**RECORDS TO USE**
----

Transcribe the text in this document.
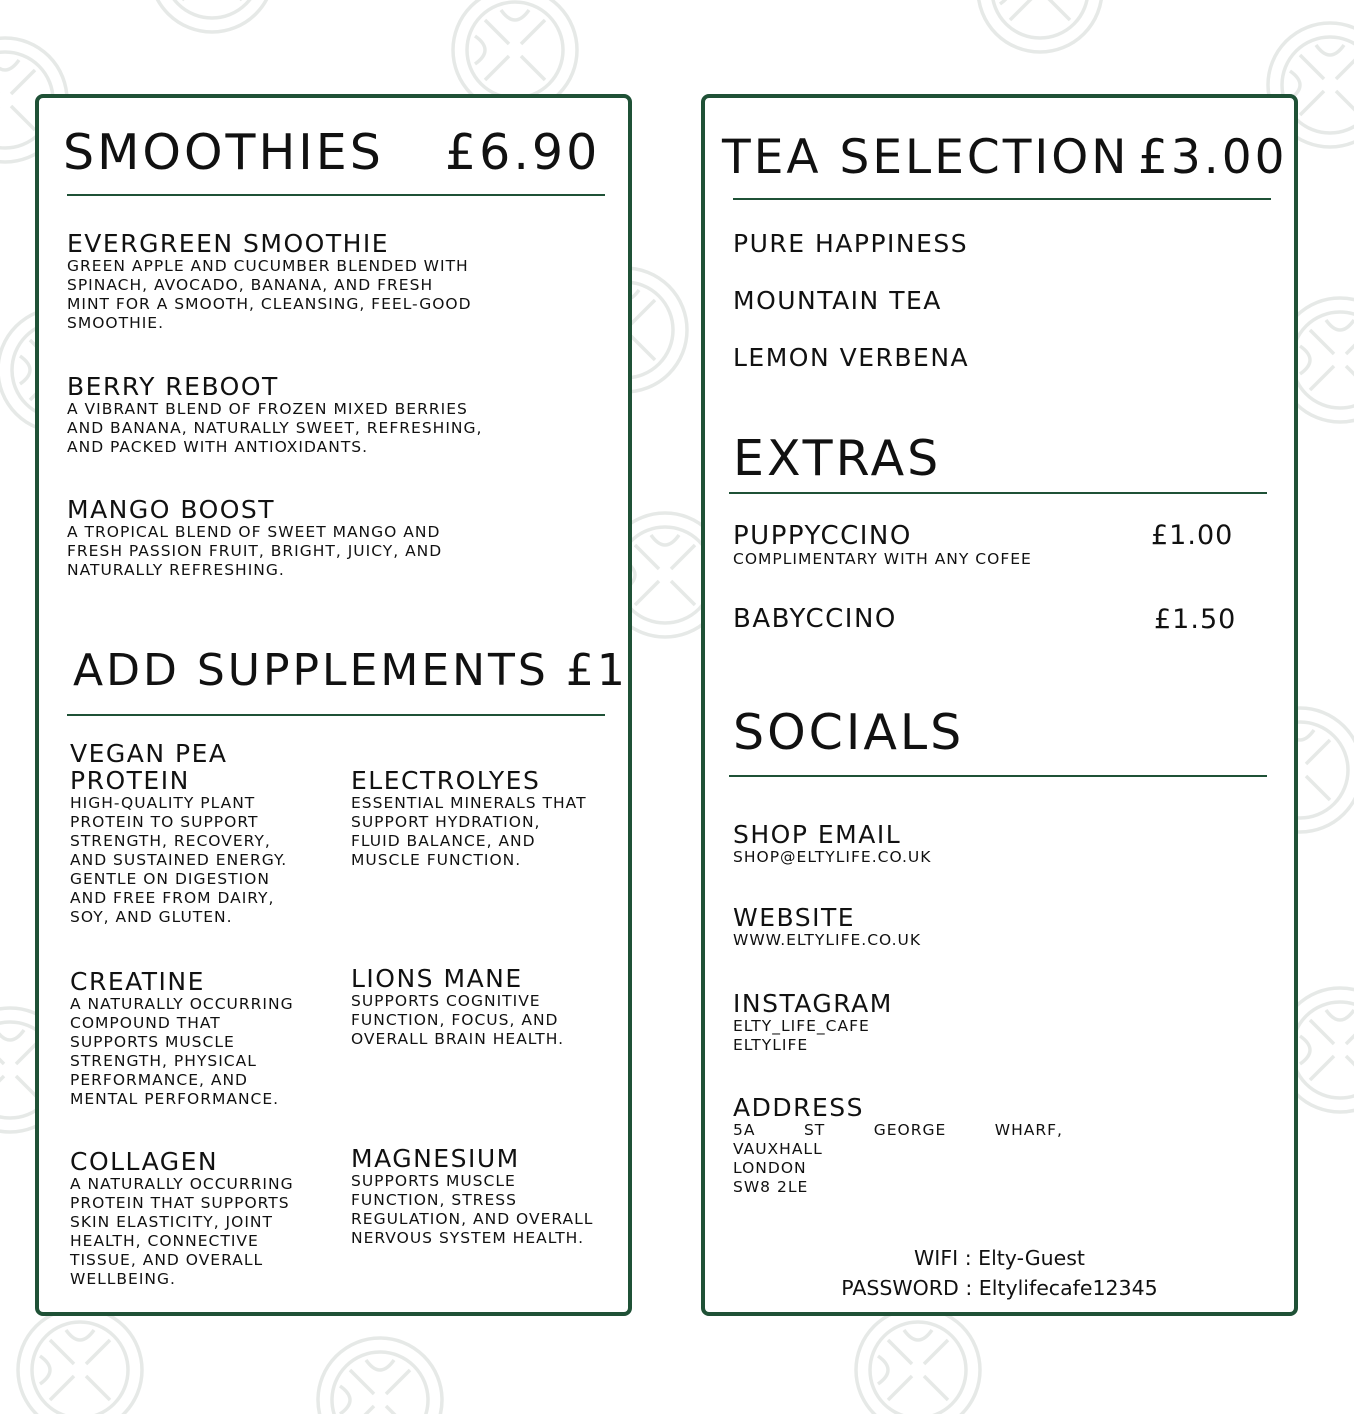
SMOOTHIES £6.90
EVERGREEN SMOOTHIE
GREEN APPLE AND CUCUMBER BLENDED WITH
SPINACH, AVOCADO, BANANA, AND FRESH
MINT FOR A SMOOTH, CLEANSING, FEEL-GOOD
SMOOTHIE.
BERRY REBOOT
A VIBRANT BLEND OF FROZEN MIXED BERRIES
AND BANANA, NATURALLY SWEET, REFRESHING,
AND PACKED WITH ANTIOXIDANTS.
MANGO BOOST
A TROPICAL BLEND OF SWEET MANGO AND
FRESH PASSION FRUIT, BRIGHT, JUICY, AND
NATURALLY REFRESHING.
ADD SUPPLEMENTS £1
VEGAN PEA
PROTEIN
HIGH-QUALITY PLANT
PROTEIN TO SUPPORT
STRENGTH, RECOVERY,
AND SUSTAINED ENERGY.
GENTLE ON DIGESTION
AND FREE FROM DAIRY,
SOY, AND GLUTEN.
CREATINE
A NATURALLY OCCURRING
COMPOUND THAT
SUPPORTS MUSCLE
STRENGTH, PHYSICAL
PERFORMANCE, AND
MENTAL PERFORMANCE.
COLLAGEN
A NATURALLY OCCURRING
PROTEIN THAT SUPPORTS
SKIN ELASTICITY, JOINT
HEALTH, CONNECTIVE
TISSUE, AND OVERALL
WELLBEING.
ELECTROLYES
ESSENTIAL MINERALS THAT
SUPPORT HYDRATION,
FLUID BALANCE, AND
MUSCLE FUNCTION.
LIONS MANE
SUPPORTS COGNITIVE
FUNCTION, FOCUS, AND
OVERALL BRAIN HEALTH.
MAGNESIUM
SUPPORTS MUSCLE
FUNCTION, STRESS
REGULATION, AND OVERALL
NERVOUS SYSTEM HEALTH.
TEA SELECTION £3.00
PURE HAPPINESS
MOUNTAIN TEA
LEMON VERBENA
EXTRAS
PUPPYCCINO
COMPLIMENTARY WITH ANY COFEE
£1.00
BABYCCINO	£1.50
SOCIALS
SHOP EMAIL
SHOP@ELTYLIFE.CO.UK
WEBSITE
WWW.ELTYLIFE.CO.UK
INSTAGRAM
ELTY_LIFE_CAFE
ELTYLIFE
ADDRESS
5A	ST	GEORGE	WHARF,
VAUXHALL
LONDON
SW8 2LE
WIFI : Elty-Guest
PASSWORD : Eltylifecafe12345
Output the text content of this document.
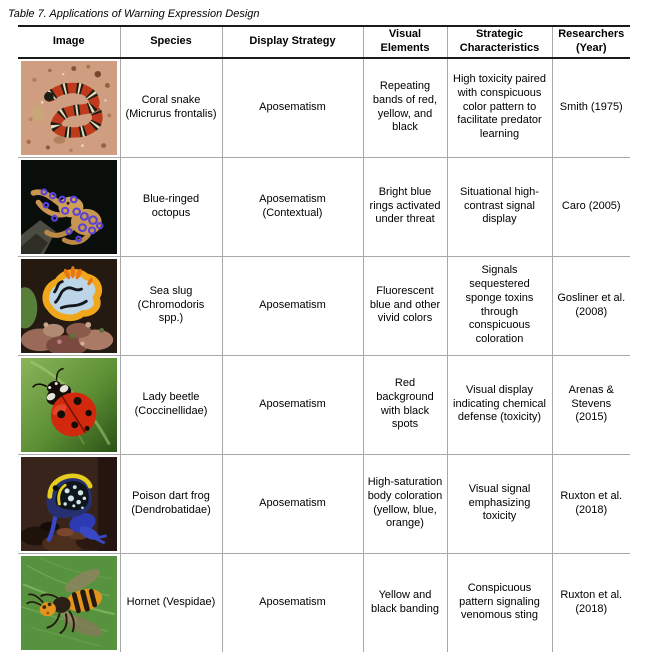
Table 7. Applications of Warning Expression Design
Image	Species	Display Strategy	Visual Elements	Strategic Characteristics	Researchers (Year)

	Coral snake (Micrurus frontalis)	Aposematism	Repeating bands of red, yellow, and black	High toxicity paired with conspicuous color pattern to facilitate predator learning	Smith (1975)

	Blue-ringed octopus	Aposematism (Contextual)	Bright blue rings activated under threat	Situational high-contrast signal display	Caro (2005)

	Sea slug (Chromodoris spp.)	Aposematism	Fluorescent blue and other vivid colors	Signals sequestered sponge toxins through conspicuous coloration	Gosliner et al. (2008)

	Lady beetle (Coccinellidae)	Aposematism	Red background with black spots	Visual display indicating chemical defense (toxicity)	Arenas & Stevens (2015)

	Poison dart frog (Dendrobatidae)	Aposematism	High-saturation body coloration (yellow, blue, orange)	Visual signal emphasizing toxicity	Ruxton et al. (2018)

	Hornet (Vespidae)	Aposematism	Yellow and black banding	Conspicuous pattern signaling venomous sting	Ruxton et al. (2018)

----

**TASK DIRECTIONS**
Transcribe every record above exactly as written, leaving out any pictures.

**ANSWER TO THIS EXERCISE**
Transcribe the text in this document.
SMOOTHIES £6.90
EVERGREEN SMOOTHIE
GREEN APPLE AND CUCUMBER BLENDED WITH
SPINACH, AVOCADO, BANANA, AND FRESH
MINT FOR A SMOOTH, CLEANSING, FEEL-GOOD
SMOOTHIE.
BERRY REBOOT
A VIBRANT BLEND OF FROZEN MIXED BERRIES
AND BANANA, NATURALLY SWEET, REFRESHING,
AND PACKED WITH ANTIOXIDANTS.
MANGO BOOST
A TROPICAL BLEND OF SWEET MANGO AND
FRESH PASSION FRUIT, BRIGHT, JUICY, AND
NATURALLY REFRESHING.
ADD SUPPLEMENTS £1
VEGAN PEA
PROTEIN
HIGH-QUALITY PLANT
PROTEIN TO SUPPORT
STRENGTH, RECOVERY,
AND SUSTAINED ENERGY.
GENTLE ON DIGESTION
AND FREE FROM DAIRY,
SOY, AND GLUTEN.
CREATINE
A NATURALLY OCCURRING
COMPOUND THAT
SUPPORTS MUSCLE
STRENGTH, PHYSICAL
PERFORMANCE, AND
MENTAL PERFORMANCE.
COLLAGEN
A NATURALLY OCCURRING
PROTEIN THAT SUPPORTS
SKIN ELASTICITY, JOINT
HEALTH, CONNECTIVE
TISSUE, AND OVERALL
WELLBEING.
ELECTROLYES
ESSENTIAL MINERALS THAT
SUPPORT HYDRATION,
FLUID BALANCE, AND
MUSCLE FUNCTION.
LIONS MANE
SUPPORTS COGNITIVE
FUNCTION, FOCUS, AND
OVERALL BRAIN HEALTH.
MAGNESIUM
SUPPORTS MUSCLE
FUNCTION, STRESS
REGULATION, AND OVERALL
NERVOUS SYSTEM HEALTH.
TEA SELECTION £3.00
PURE HAPPINESS
MOUNTAIN TEA
LEMON VERBENA
EXTRAS
PUPPYCCINO
COMPLIMENTARY WITH ANY COFEE
£1.00
BABYCCINO	£1.50
SOCIALS
SHOP EMAIL
SHOP@ELTYLIFE.CO.UK
WEBSITE
WWW.ELTYLIFE.CO.UK
INSTAGRAM
ELTY_LIFE_CAFE
ELTYLIFE
ADDRESS
5A	ST	GEORGE	WHARF,
VAUXHALL
LONDON
SW8 2LE
WIFI : Elty-Guest
PASSWORD : Eltylifecafe12345
Output the text content of this document.
Table 7. Applications of Warning Expression Design
Image	Species	Display Strategy	Visual Elements	Strategic Characteristics	Researchers (Year)

	Coral snake (Micrurus frontalis)	Aposematism	Repeating bands of red, yellow, and black	High toxicity paired with conspicuous color pattern to facilitate predator learning	Smith (1975)

	Blue-ringed octopus	Aposematism (Contextual)	Bright blue rings activated under threat	Situational high-contrast signal display	Caro (2005)

	Sea slug (Chromodoris spp.)	Aposematism	Fluorescent blue and other vivid colors	Signals sequestered sponge toxins through conspicuous coloration	Gosliner et al. (2008)

	Lady beetle (Coccinellidae)	Aposematism	Red background with black spots	Visual display indicating chemical defense (toxicity)	Arenas & Stevens (2015)

	Poison dart frog (Dendrobatidae)	Aposematism	High-saturation body coloration (yellow, blue, orange)	Visual signal emphasizing toxicity	Ruxton et al. (2018)

	Hornet (Vespidae)	Aposematism	Yellow and black banding	Conspicuous pattern signaling venomous sting	Ruxton et al. (2018)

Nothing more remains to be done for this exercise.